» **Objective**:
Print, exactly and completely, every entry in the data.

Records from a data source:
┌──
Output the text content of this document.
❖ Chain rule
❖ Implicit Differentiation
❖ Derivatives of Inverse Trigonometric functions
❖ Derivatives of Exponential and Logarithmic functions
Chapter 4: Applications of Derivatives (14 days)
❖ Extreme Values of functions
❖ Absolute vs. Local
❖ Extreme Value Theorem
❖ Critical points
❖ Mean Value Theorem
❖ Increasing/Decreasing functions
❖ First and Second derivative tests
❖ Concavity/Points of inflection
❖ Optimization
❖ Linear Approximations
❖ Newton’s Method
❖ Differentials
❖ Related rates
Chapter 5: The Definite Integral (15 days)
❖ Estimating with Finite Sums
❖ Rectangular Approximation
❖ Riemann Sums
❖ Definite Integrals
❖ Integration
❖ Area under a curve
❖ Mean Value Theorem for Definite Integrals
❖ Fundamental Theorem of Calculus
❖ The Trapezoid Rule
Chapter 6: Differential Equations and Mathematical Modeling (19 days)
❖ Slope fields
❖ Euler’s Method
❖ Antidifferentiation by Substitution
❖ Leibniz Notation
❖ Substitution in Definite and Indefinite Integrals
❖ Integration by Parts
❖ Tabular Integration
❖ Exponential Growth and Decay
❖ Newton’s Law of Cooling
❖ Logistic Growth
└──
» **Exercise response**:
Output the text content of this document.
❖ Chain rule
❖ Implicit Differentiation
❖ Derivatives of Inverse Trigonometric functions
❖ Derivatives of Exponential and Logarithmic functions
Chapter 4: Applications of Derivatives (14 days)
❖ Extreme Values of functions
❖ Absolute vs. Local
❖ Extreme Value Theorem
❖ Critical points
❖ Mean Value Theorem
❖ Increasing/Decreasing functions
❖ First and Second derivative tests
❖ Concavity/Points of inflection
❖ Optimization
❖ Linear Approximations
❖ Newton’s Method
❖ Differentials
❖ Related rates
Chapter 5: The Definite Integral (15 days)
❖ Estimating with Finite Sums
❖ Rectangular Approximation
❖ Riemann Sums
❖ Definite Integrals
❖ Integration
❖ Area under a curve
❖ Mean Value Theorem for Definite Integrals
❖ Fundamental Theorem of Calculus
❖ The Trapezoid Rule
Chapter 6: Differential Equations and Mathematical Modeling (19 days)
❖ Slope fields
❖ Euler’s Method
❖ Antidifferentiation by Substitution
❖ Leibniz Notation
❖ Substitution in Definite and Indefinite Integrals
❖ Integration by Parts
❖ Tabular Integration
❖ Exponential Growth and Decay
❖ Newton’s Law of Cooling
❖ Logistic Growth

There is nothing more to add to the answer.